* [Exercise details]:
Lift out each line of the data that holds "bars".

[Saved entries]

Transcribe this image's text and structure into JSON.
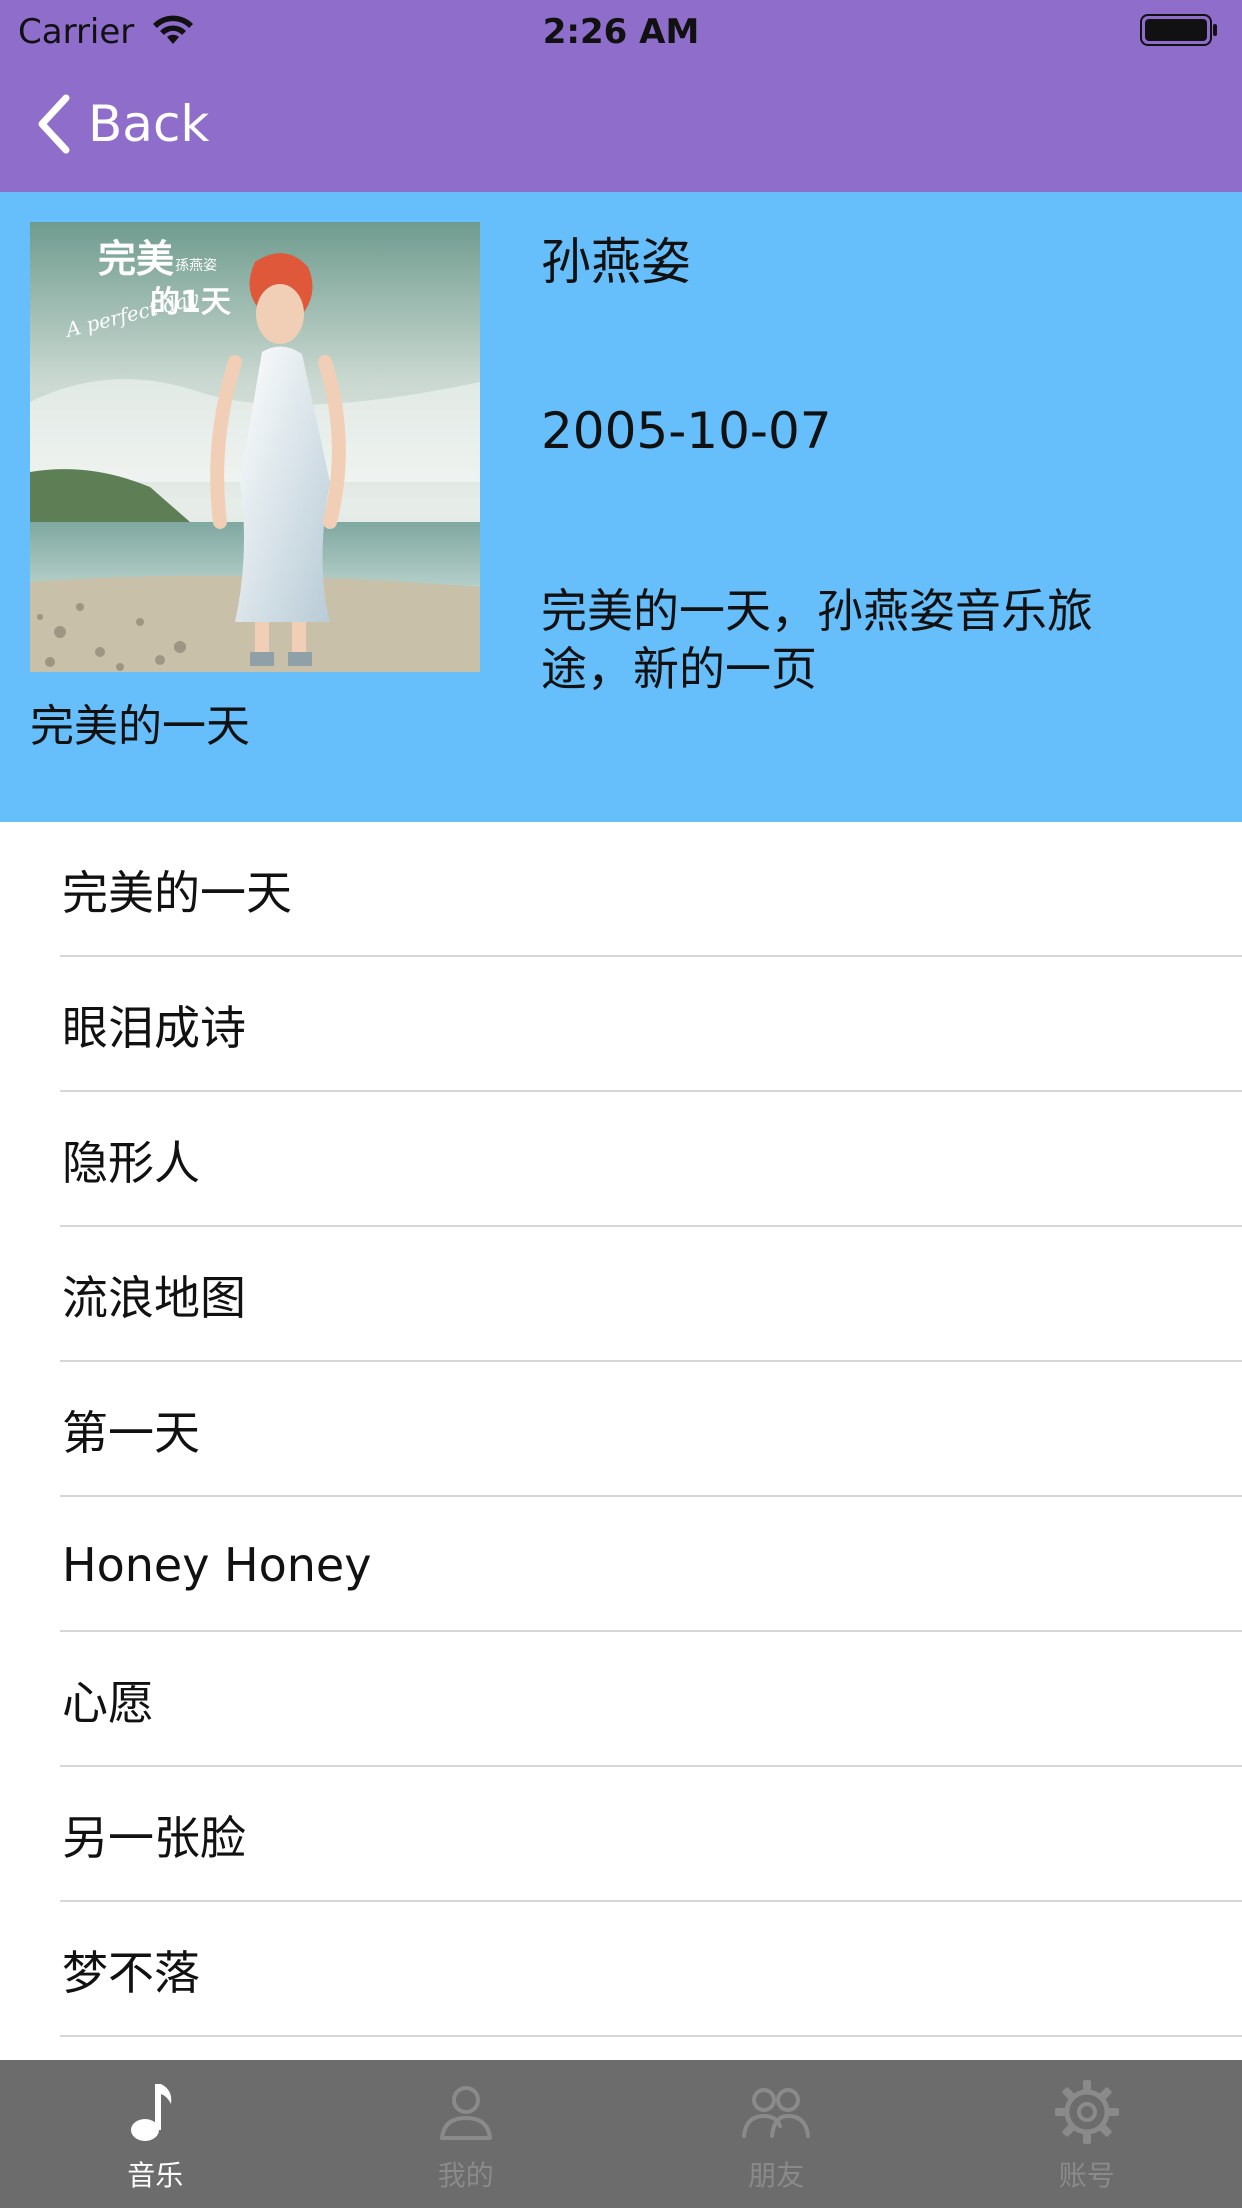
{
  "status_bar": {
    "carrier": "Carrier",
    "time": "2:26 AM"
  },
  "nav": {
    "back_label": "Back"
  },
  "album": {
    "title": "完美的一天",
    "artist": "孙燕姿",
    "release_date": "2005-10-07",
    "description": "完美的一天，孙燕姿音乐旅途，新的一页",
    "cover_text": {
      "title_top": "完美",
      "title_bottom": "的1天",
      "artist": "孫燕姿",
      "script": "A perfect day"
    }
  },
  "tracks": [
    {
      "title": "完美的一天"
    },
    {
      "title": "眼泪成诗"
    },
    {
      "title": "隐形人"
    },
    {
      "title": "流浪地图"
    },
    {
      "title": "第一天"
    },
    {
      "title": "Honey Honey"
    },
    {
      "title": "心愿"
    },
    {
      "title": "另一张脸"
    },
    {
      "title": "梦不落"
    }
  ],
  "tabbar": {
    "items": [
      {
        "label": "音乐",
        "icon": "music-note-icon",
        "active": true
      },
      {
        "label": "我的",
        "icon": "person-icon",
        "active": false
      },
      {
        "label": "朋友",
        "icon": "people-icon",
        "active": false
      },
      {
        "label": "账号",
        "icon": "gear-icon",
        "active": false
      }
    ]
  },
  "colors": {
    "nav_background": "#8e6dcb",
    "album_background": "#66bffb",
    "tabbar_background": "#6c6c6c",
    "tab_active": "#ffffff",
    "tab_inactive": "#8a8a8a"
  }
}
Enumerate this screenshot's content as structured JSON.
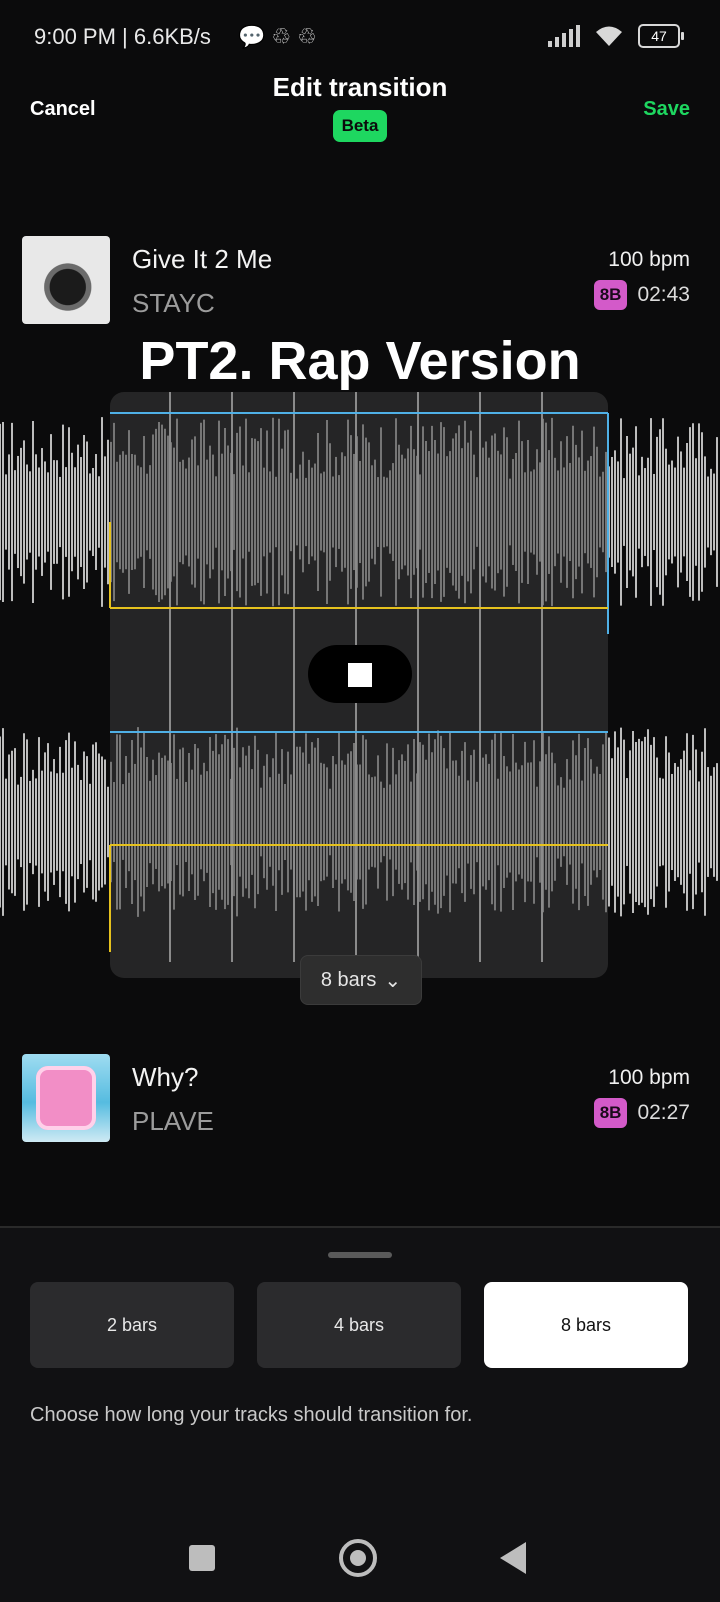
{
  "status": {
    "time": "9:00 PM | 6.6KB/s",
    "battery": "47",
    "icons": [
      "chat-icon",
      "sync-icon",
      "sync-icon",
      "signal-icon",
      "wifi-icon",
      "battery-icon"
    ]
  },
  "header": {
    "cancel_label": "Cancel",
    "title": "Edit transition",
    "badge": "Beta",
    "save_label": "Save"
  },
  "tracks": [
    {
      "name": "Give It 2 Me",
      "artist": "STAYC",
      "bpm": "100 bpm",
      "key": "8B",
      "duration": "02:43"
    },
    {
      "name": "Why?",
      "artist": "PLAVE",
      "bpm": "100 bpm",
      "key": "8B",
      "duration": "02:27"
    }
  ],
  "overlay_title": "PT2. Rap Version",
  "editor": {
    "bars_label": "8 bars",
    "chevron": "⌄",
    "stop_icon": "stop-icon"
  },
  "transition_sheet": {
    "options": [
      "2 bars",
      "4 bars",
      "8 bars"
    ],
    "selected": "8 bars",
    "hint": "Choose how long your tracks should transition for."
  },
  "colors": {
    "accent": "#1ed760",
    "key_badge": "#d35ac9",
    "grid_blue": "#4fb0e6",
    "grid_yellow": "#e6c21e"
  }
}
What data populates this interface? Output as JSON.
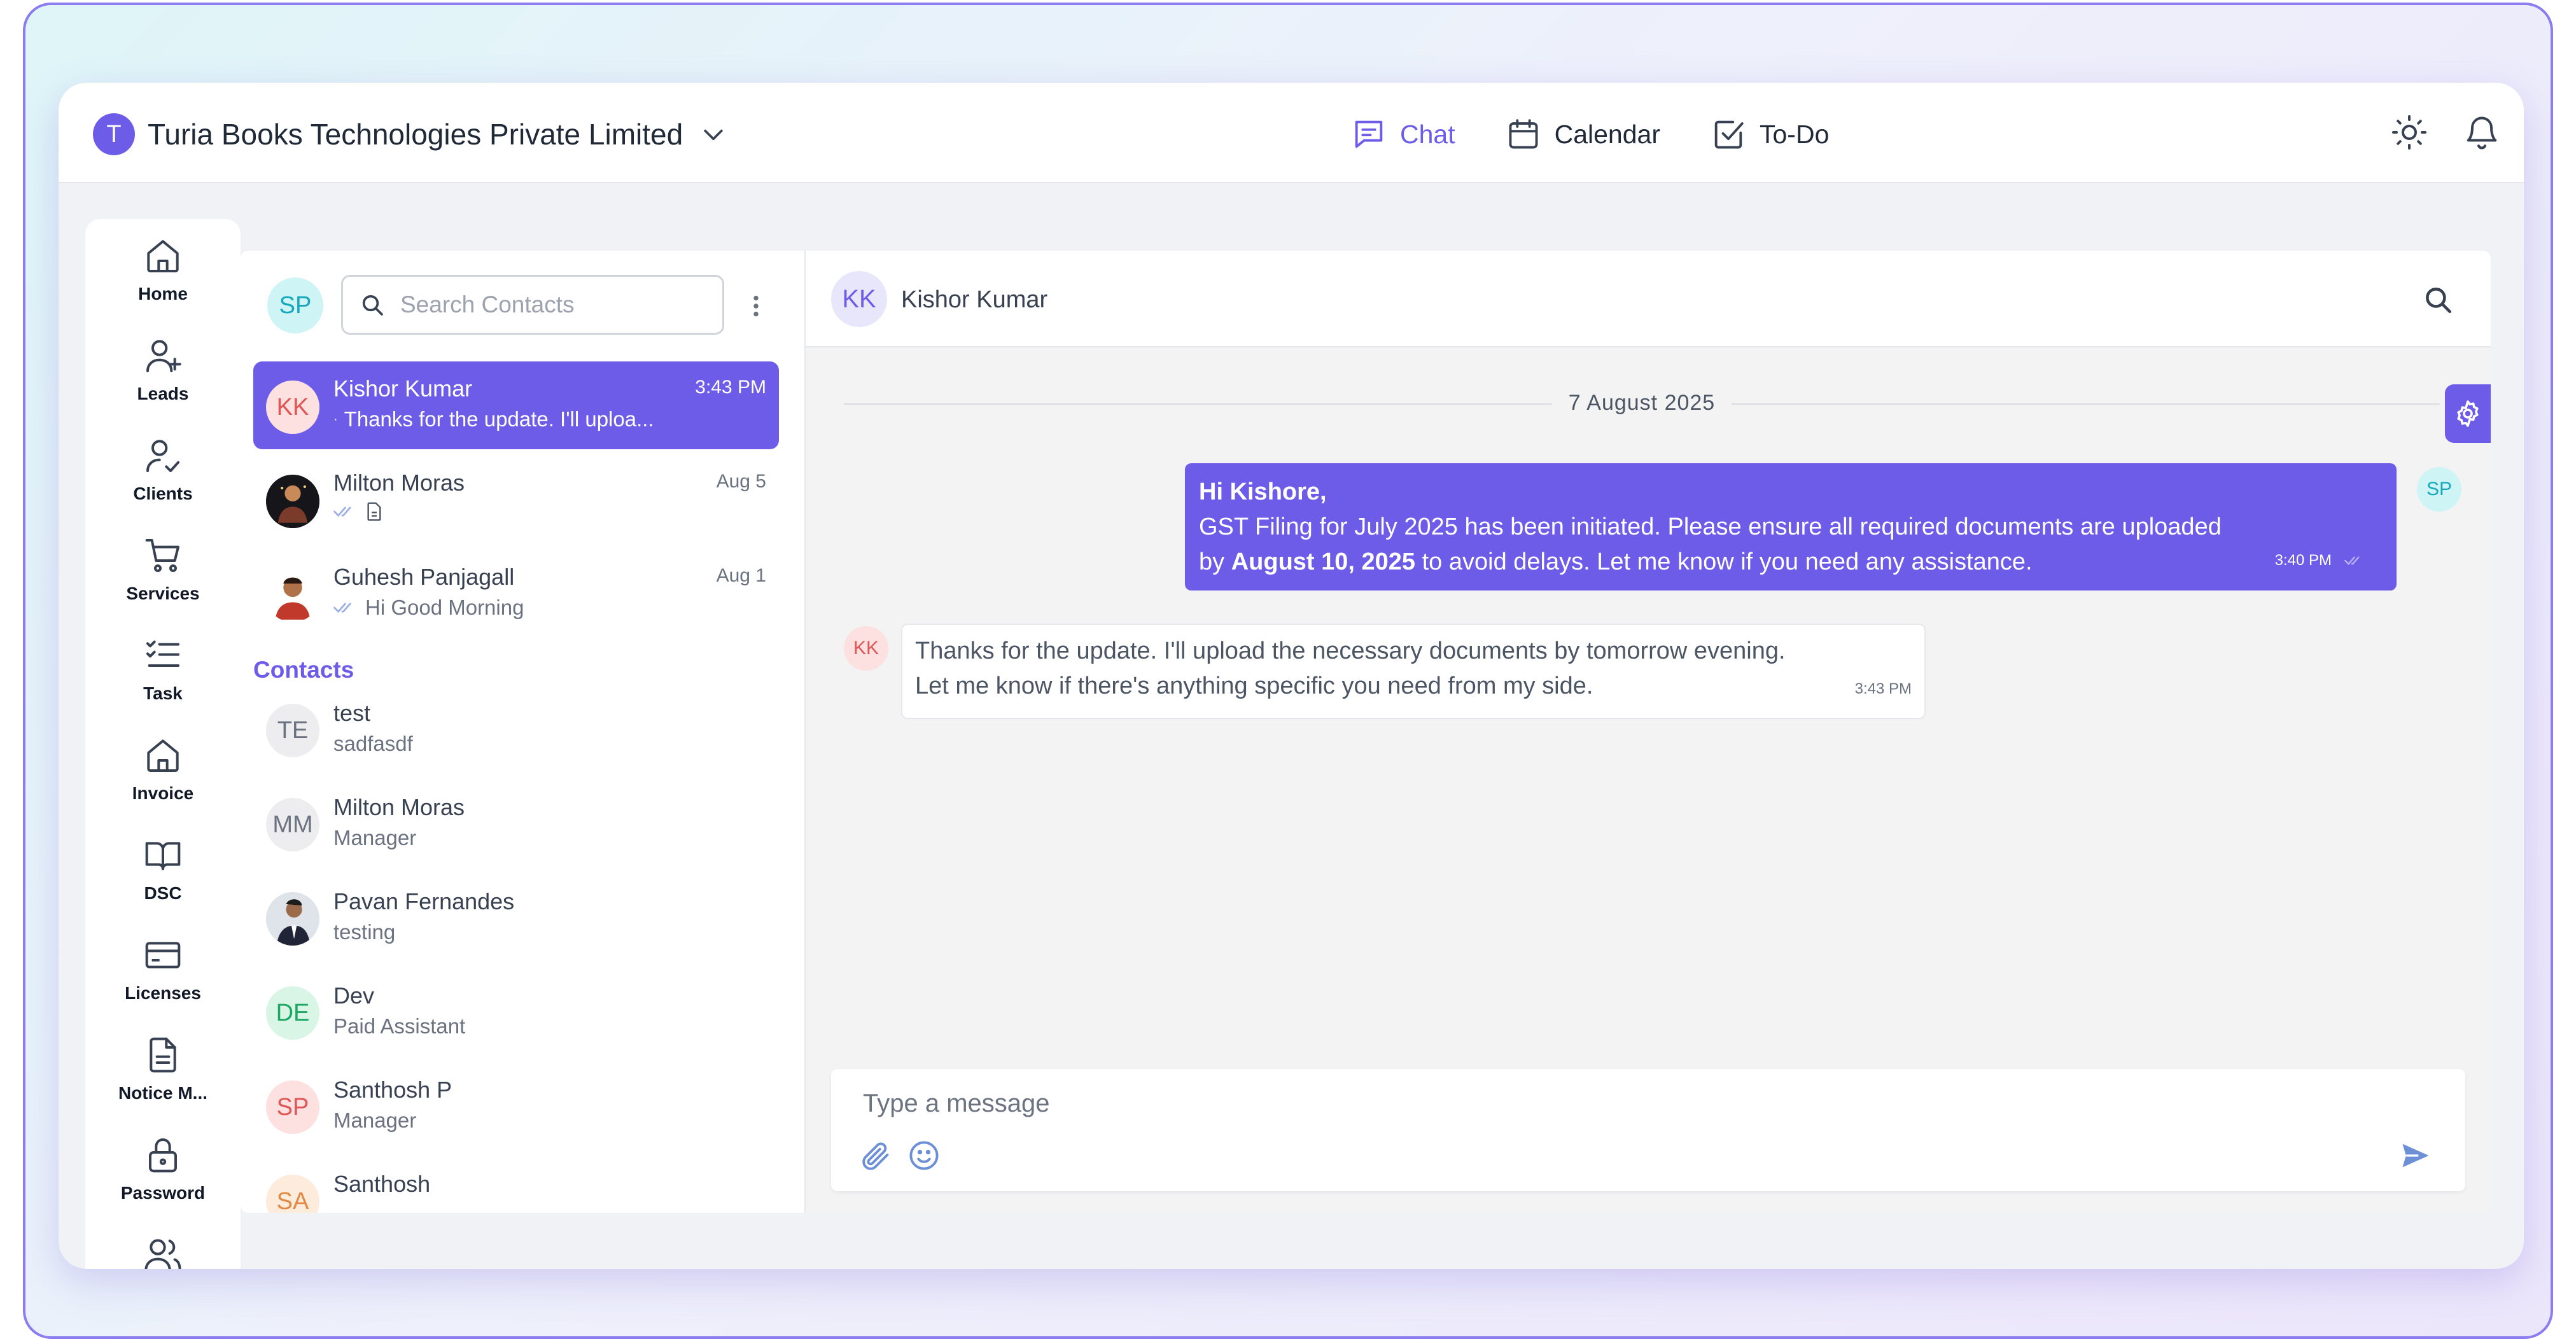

* [Solved exercise]:
    "bars_label": "8 bars",
      "2 bars",
      "4 bars",
      "8 bars"
    "selected": "8 bars",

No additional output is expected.